Image Note  While Listing 4-4 and Listing 4-5 illustrate the creation of objects through the use of literals, JSON uses literals to capture the composition of data.

The JSON data format expresses both objects and arrays in the form of their literal. In fact, JSON uses literals to capture all JavaScript values, except for the Date object, as it lacks a literal form.

What you may not have noticed, due to its subtlety, is that JavaScript object literals do not require its key identifiers to be explicitly defined as strings. Take, for example, the literal declaration of {name:"ben", age:36}; from Listing 4-5. It could have equally been declared as {"name":"ben", age:36};. Both declarations will create the same object, allowing our program to reference the same name property equally. Consider the code within Listing 4-6.

Listing 4-6. Object Keys Can Be Defined Explicitly or Implicitly As Strings

var objectInstantionA   = {name:"ben",age:36};
var objectInstantionB   = {"name":"ben",age:36};
console.log( objectInstantionA.name );  // "ben"
console.log( objectInstantionB.name );  // "ben"

The reason the preceding example works is because, behind the scenes, JavaScript turns every key identifier into a string. That said, it is imperative that the key of every value pair be wrapped in double quotes to be considered valid JSON. This is due to the many reserved keywords in JSON’s superset and the fact that ECMA 3.0 grammar prohibits the use of keywords as the properties held by an object. The ECMA 3.0 grammar does not allow reserved words (such as true and false) to be used as a key identifier or to the right of the period in a member expression.2 Listing 4-7 demonstrates the first JSON text used to interchange data.3

Listing 4-7. The Very First JSON Message Used by Douglas Crockford

var firstJSON =  {to:"session",do:"test","message":"Hello World"}; //Syntax Error in ECMA 3

However, this JSON text produced an error instantly, due to the use of the reserved keyword do as the property name of a string/value pair. Rather than outlining all words that would then cause such syntax errors, Crockford found it simpler to formalize that all property names must be explicitly expressed as strings.

Annotated element entries
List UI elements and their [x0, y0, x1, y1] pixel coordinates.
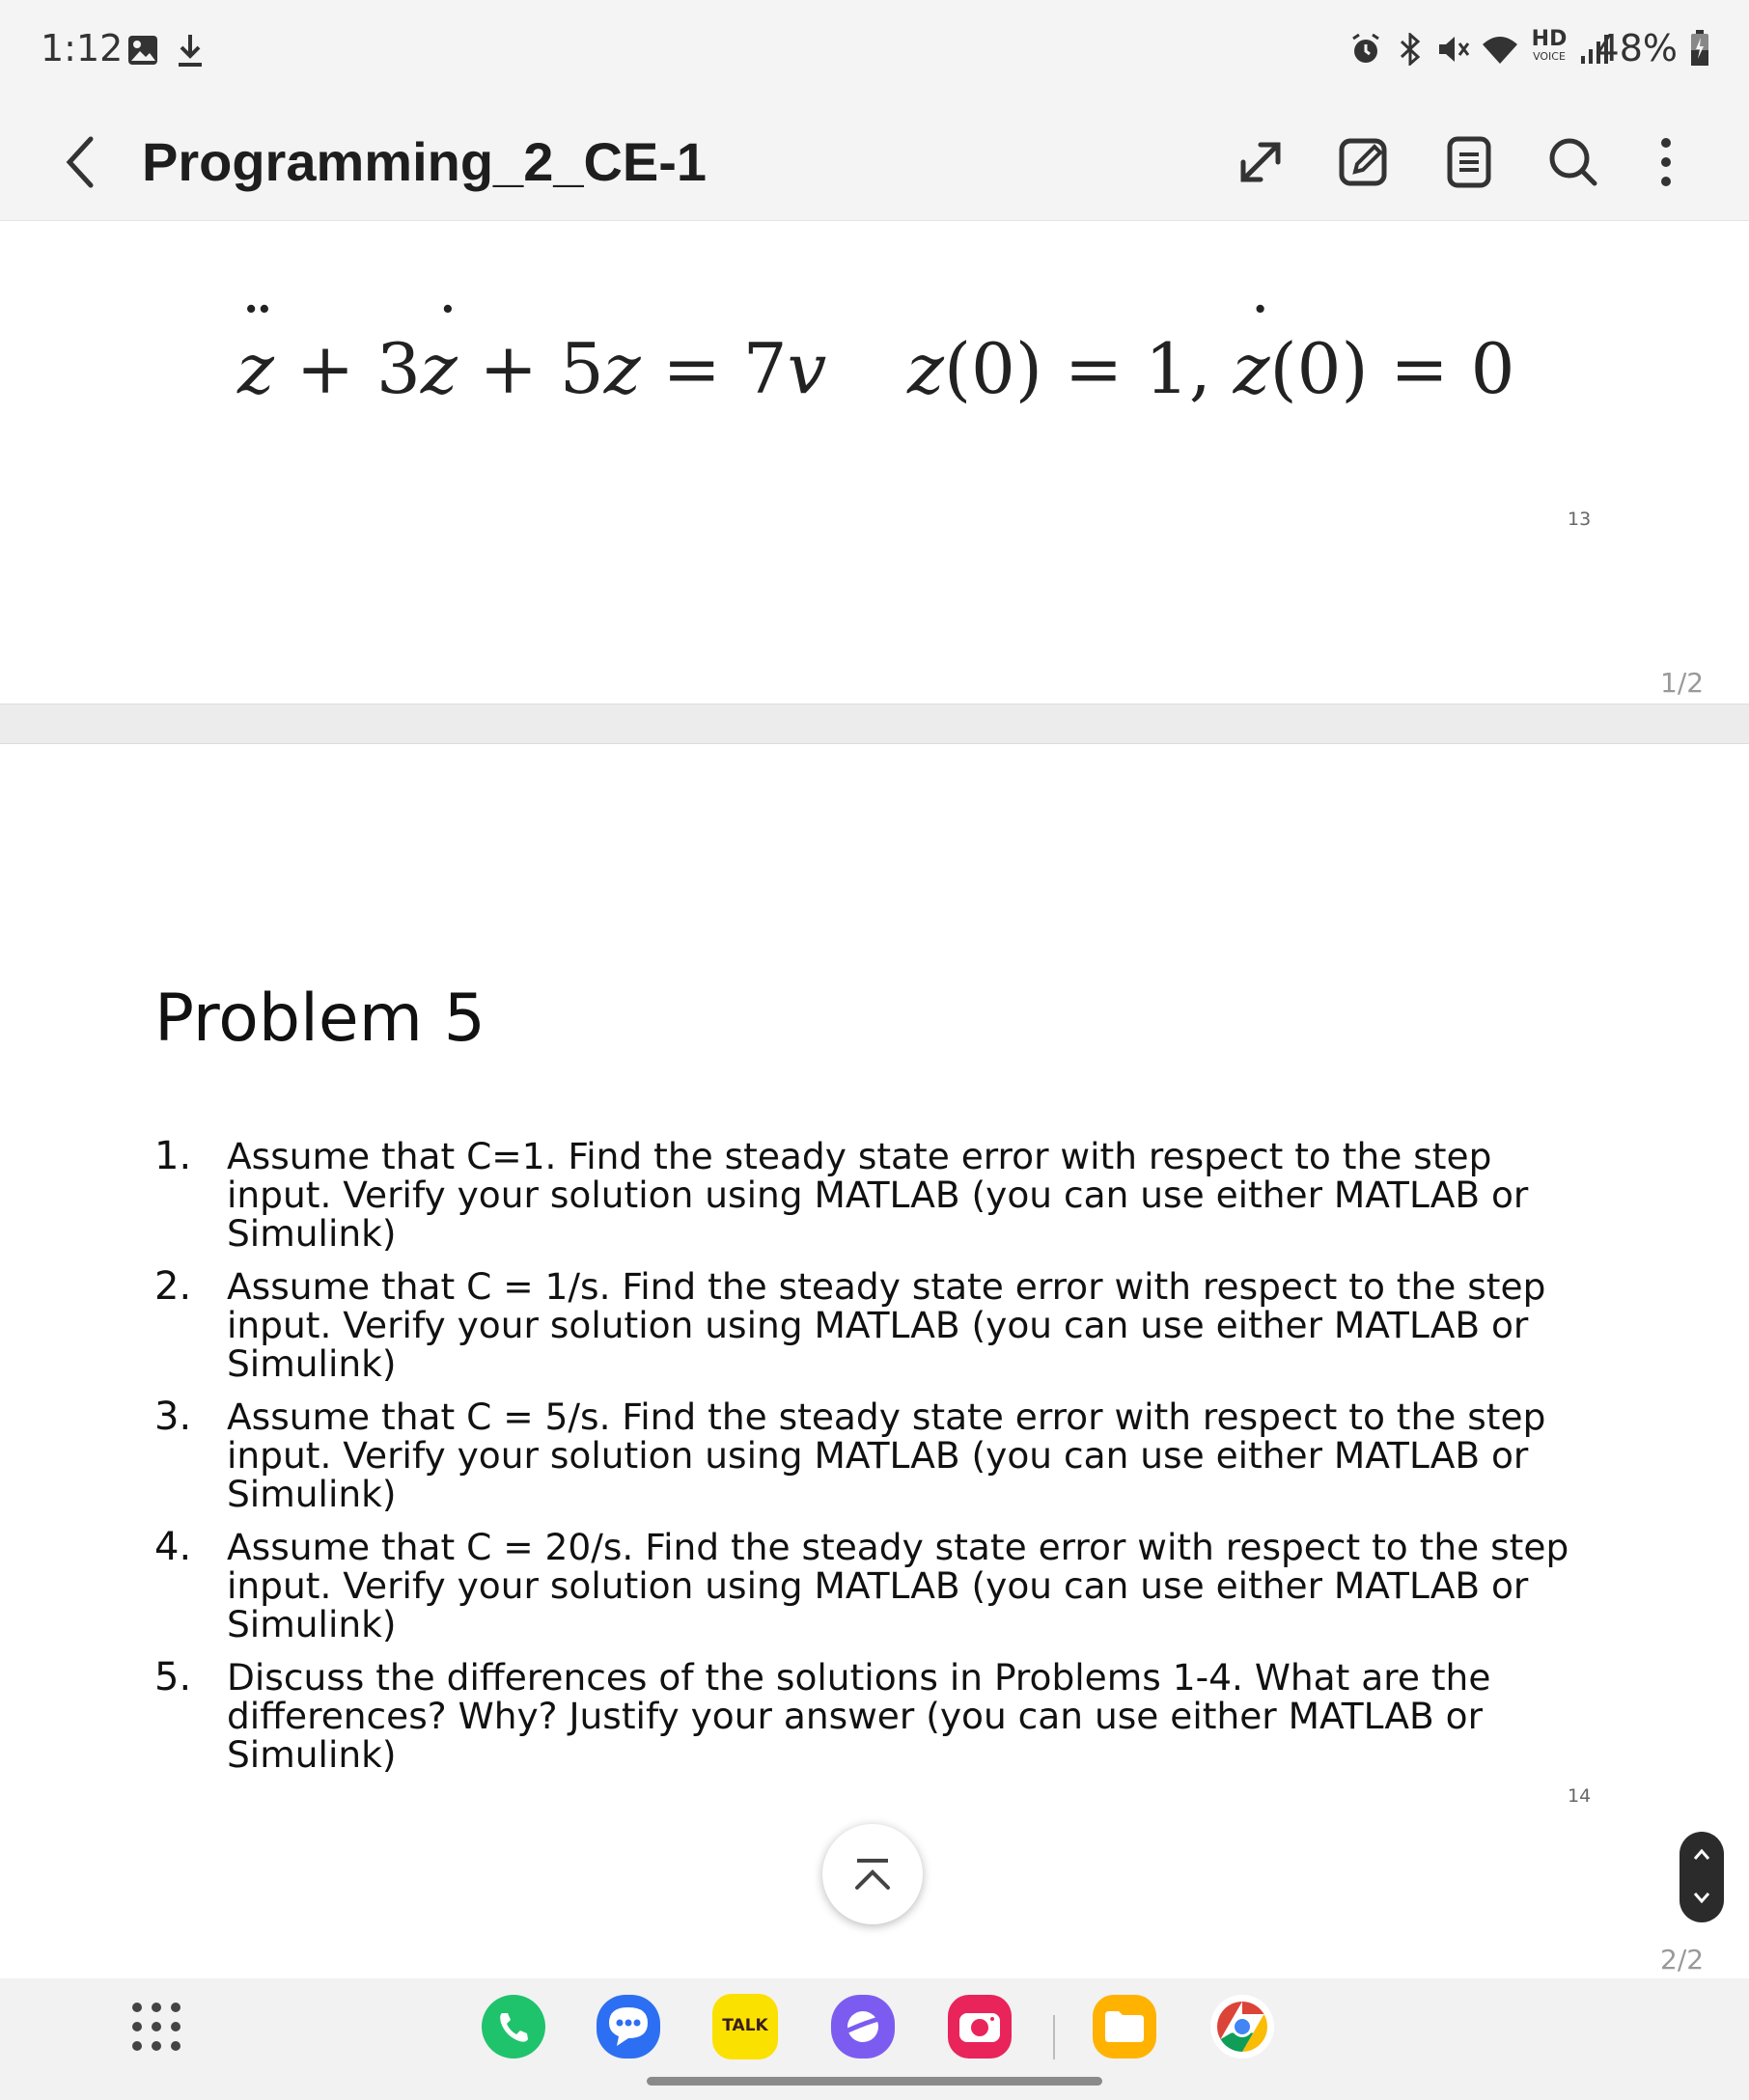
scroll-to-top-icon: [822, 1910, 923, 1928]
page-counter: 2/2: [1660, 1944, 1705, 1976]
phone-icon: [481, 2045, 546, 2063]
list-item: [154, 1264, 1602, 1385]
eq-rhs: = 7: [640, 328, 788, 409]
question-number: 5.: [154, 1655, 192, 1699]
back-icon: [58, 184, 106, 203]
camera-app[interactable]: [947, 1994, 1013, 2059]
dock-separator: [1053, 2015, 1055, 2059]
app-drawer-button[interactable]: [124, 1994, 189, 2059]
my-files-app[interactable]: [1092, 1994, 1157, 2059]
chrome-app[interactable]: [1209, 1994, 1275, 2059]
question-number: 4.: [154, 1525, 192, 1569]
wifi-icon: [1481, 33, 1519, 69]
ic-2: (0) = 0: [1269, 328, 1515, 409]
question-text: Assume that C = 5/s. Find the steady state error with respect to the step input. Verify your solution using MATLAB (you can use either MATLAB or Simulink): [227, 1395, 1546, 1515]
kakaotalk-app[interactable]: [712, 1994, 778, 2059]
download-icon: [176, 33, 205, 73]
page-divider: [0, 704, 1749, 744]
talk-label: TALK: [722, 2016, 768, 2035]
mute-icon: [1436, 33, 1471, 69]
reading-mode-icon: [1434, 182, 1504, 201]
voice-label: VOICE: [1533, 50, 1566, 63]
battery-percent: 48%: [1596, 27, 1678, 69]
z-double-dot: ¨ z: [237, 328, 274, 409]
differential-equation: [237, 328, 826, 409]
chrome-icon: [1209, 2045, 1275, 2063]
question-text: Assume that C=1. Find the steady state error with respect to the step input. Verify your solution using MATLAB (you can use either MATLAB or Simulink): [227, 1135, 1529, 1255]
list-item: [154, 1397, 1602, 1513]
scroll-to-top-button[interactable]: [822, 1824, 923, 1924]
bluetooth-icon: [1396, 33, 1425, 69]
ic-1: (0) = 1,: [943, 328, 1234, 409]
question-text: Assume that C = 1/s. Find the steady state error with respect to the step input. Verify your solution using MATLAB (you can use either MATLAB or Simulink): [227, 1265, 1546, 1385]
expand-button[interactable]: [1226, 127, 1295, 197]
app-bar: [0, 106, 1749, 221]
z-var-ic: z: [907, 328, 944, 409]
question-text: Assume that C = 20/s. Find the steady state error with respect to the step input. Verify your solution using MATLAB (you can use either MATLAB or Simulink): [227, 1526, 1569, 1645]
chevron-up-icon: [1680, 1839, 1724, 1872]
home-indicator[interactable]: [647, 2077, 1102, 2086]
document-page-1: [0, 221, 1749, 704]
page-number: 14: [1568, 1785, 1592, 1807]
list-item: [154, 1525, 1602, 1645]
page-counter: 1/2: [1660, 667, 1705, 699]
hd-voice-icon: [1525, 29, 1573, 63]
page-number: 13: [1568, 509, 1592, 530]
status-bar: [0, 0, 1749, 106]
status-time: 1:12: [41, 27, 124, 69]
page-scroll-handle[interactable]: [1680, 1832, 1724, 1922]
list-item: [154, 1655, 1602, 1776]
my-files-icon: [1092, 2045, 1157, 2063]
z-var: z: [603, 328, 641, 409]
camera-icon: [947, 2045, 1013, 2063]
phone-app[interactable]: [481, 1994, 546, 2059]
document-title: Programming_2_CE-1: [142, 131, 708, 192]
back-button[interactable]: [58, 125, 106, 199]
hd-label: HD: [1531, 27, 1568, 51]
chevron-down-icon: [1680, 1884, 1724, 1917]
eq-term-5: + 5: [457, 328, 604, 409]
edit-icon: [1328, 182, 1398, 201]
search-button[interactable]: [1539, 127, 1608, 197]
question-number: 3.: [154, 1395, 192, 1439]
question-list: [154, 1134, 1602, 1788]
app-drawer-icon: [124, 2045, 189, 2063]
problem-heading: Problem 5: [154, 981, 486, 1057]
battery-icon: [1689, 29, 1710, 71]
question-number: 1.: [154, 1134, 192, 1178]
expand-icon: [1226, 182, 1295, 201]
initial-conditions: [907, 328, 1514, 409]
z-dot: ˙ z: [421, 328, 458, 409]
internet-browser-app[interactable]: [830, 1994, 896, 2059]
alarm-icon: [1349, 33, 1382, 69]
messages-app[interactable]: [596, 1994, 661, 2059]
taskbar-dock: [0, 1978, 1749, 2100]
more-options-button[interactable]: [1631, 127, 1701, 197]
question-text: Discuss the differences of the solutions in Problems 1-4. What are the differences? Why? Justify your answer (you can use either MATLAB or Simulink): [227, 1656, 1491, 1776]
more-options-icon: [1631, 182, 1701, 201]
z-dot-ic: ˙ z: [1234, 328, 1270, 409]
reading-mode-button[interactable]: [1434, 127, 1504, 197]
list-item: [154, 1134, 1602, 1255]
internet-browser-icon: [830, 2045, 896, 2063]
question-number: 2.: [154, 1264, 192, 1309]
edit-button[interactable]: [1328, 127, 1398, 197]
messages-icon: [596, 2045, 661, 2063]
v-var: v: [787, 328, 827, 409]
gallery-icon: [125, 33, 160, 71]
search-icon: [1539, 182, 1608, 201]
eq-term-3: + 3: [273, 328, 421, 409]
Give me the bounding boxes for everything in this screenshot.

§ What is asked
Please answer these questions about the JSON literals passage:
(a) Which JavaScript value does JSON not capture as a literal?
(b) What does JavaScript turn every key identifier into behind the scenes?
(c) Which reserved keyword in the first JSON message caused the error?

§ Solution for this exercise
(a) The Date object
(b) A string
(c) do